__Records shown__:

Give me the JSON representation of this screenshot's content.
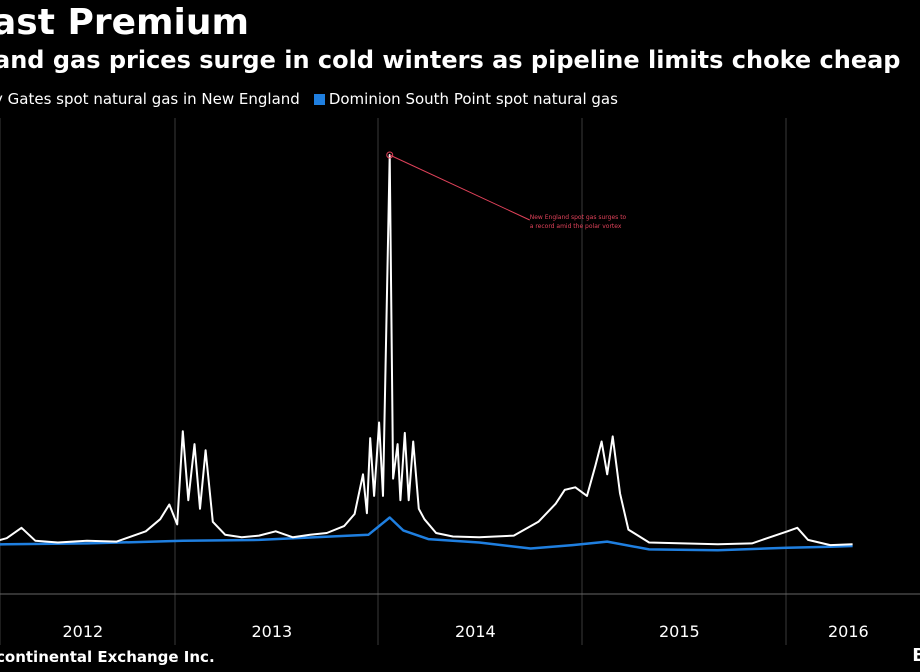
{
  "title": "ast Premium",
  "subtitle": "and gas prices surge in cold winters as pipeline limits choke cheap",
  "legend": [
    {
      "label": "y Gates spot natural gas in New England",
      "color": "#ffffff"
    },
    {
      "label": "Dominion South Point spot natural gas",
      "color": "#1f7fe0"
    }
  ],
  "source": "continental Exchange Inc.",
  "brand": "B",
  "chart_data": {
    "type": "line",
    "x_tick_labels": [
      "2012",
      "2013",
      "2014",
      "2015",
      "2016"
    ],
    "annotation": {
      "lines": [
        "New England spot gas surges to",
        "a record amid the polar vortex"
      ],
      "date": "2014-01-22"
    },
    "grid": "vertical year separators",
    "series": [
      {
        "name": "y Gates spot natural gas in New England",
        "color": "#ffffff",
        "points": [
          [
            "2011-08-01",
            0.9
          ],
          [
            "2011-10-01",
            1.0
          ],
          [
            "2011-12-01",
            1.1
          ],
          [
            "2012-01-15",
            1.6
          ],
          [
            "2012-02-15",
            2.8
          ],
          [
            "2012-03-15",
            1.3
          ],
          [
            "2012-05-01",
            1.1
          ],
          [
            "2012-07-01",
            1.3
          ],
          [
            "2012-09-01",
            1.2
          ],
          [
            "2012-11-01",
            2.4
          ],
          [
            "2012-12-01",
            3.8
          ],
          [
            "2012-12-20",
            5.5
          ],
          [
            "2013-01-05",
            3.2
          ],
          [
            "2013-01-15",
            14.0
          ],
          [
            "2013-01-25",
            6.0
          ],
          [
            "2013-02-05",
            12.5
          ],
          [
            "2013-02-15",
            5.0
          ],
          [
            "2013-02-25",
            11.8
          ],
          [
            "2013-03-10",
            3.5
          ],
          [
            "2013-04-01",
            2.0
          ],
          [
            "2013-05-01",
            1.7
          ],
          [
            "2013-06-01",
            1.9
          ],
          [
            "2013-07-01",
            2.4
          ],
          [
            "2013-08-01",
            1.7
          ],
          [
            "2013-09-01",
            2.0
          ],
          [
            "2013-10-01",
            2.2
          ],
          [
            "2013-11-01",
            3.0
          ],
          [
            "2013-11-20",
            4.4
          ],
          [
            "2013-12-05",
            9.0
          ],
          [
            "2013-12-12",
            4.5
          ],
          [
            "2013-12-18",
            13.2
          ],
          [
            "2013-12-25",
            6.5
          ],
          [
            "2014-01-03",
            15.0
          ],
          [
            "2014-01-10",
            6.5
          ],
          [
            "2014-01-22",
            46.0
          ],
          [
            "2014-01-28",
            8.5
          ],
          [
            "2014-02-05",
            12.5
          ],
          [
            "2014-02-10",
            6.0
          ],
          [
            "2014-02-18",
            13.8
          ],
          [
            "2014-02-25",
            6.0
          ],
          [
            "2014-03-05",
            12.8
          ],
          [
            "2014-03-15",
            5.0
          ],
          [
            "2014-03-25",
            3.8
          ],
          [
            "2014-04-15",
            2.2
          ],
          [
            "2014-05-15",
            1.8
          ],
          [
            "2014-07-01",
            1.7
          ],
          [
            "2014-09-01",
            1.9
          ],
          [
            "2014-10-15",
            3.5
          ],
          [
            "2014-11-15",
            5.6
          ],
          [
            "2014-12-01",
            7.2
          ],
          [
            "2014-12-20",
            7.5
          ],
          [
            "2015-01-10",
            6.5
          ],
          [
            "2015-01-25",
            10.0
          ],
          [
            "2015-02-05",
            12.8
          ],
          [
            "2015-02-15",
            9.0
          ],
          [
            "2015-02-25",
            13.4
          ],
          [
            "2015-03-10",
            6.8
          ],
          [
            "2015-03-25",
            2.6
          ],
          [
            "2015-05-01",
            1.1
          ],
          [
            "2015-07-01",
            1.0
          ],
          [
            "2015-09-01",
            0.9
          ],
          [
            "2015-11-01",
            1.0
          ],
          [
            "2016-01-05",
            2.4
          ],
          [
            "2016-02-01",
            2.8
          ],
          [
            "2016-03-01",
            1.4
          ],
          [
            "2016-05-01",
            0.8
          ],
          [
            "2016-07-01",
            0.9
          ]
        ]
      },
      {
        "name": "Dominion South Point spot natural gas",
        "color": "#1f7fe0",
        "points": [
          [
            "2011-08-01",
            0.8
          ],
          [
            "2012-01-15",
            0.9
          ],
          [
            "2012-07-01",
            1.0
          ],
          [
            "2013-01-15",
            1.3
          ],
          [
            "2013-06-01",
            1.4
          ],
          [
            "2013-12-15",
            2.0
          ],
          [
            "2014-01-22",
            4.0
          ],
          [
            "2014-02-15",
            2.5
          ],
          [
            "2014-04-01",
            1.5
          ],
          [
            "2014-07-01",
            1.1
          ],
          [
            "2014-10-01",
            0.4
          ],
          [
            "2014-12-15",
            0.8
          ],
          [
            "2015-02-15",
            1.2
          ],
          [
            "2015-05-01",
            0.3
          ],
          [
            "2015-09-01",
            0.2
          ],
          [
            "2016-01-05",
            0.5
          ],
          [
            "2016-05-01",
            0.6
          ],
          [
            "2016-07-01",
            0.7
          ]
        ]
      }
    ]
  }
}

__Directions__:
Find each line with the string "natural" and copy it out.

__Solution below__:
      "label": "y Gates spot natural gas in New England",
      "label": "Dominion South Point spot natural gas",
        "name": "y Gates spot natural gas in New England",
        "name": "Dominion South Point spot natural gas",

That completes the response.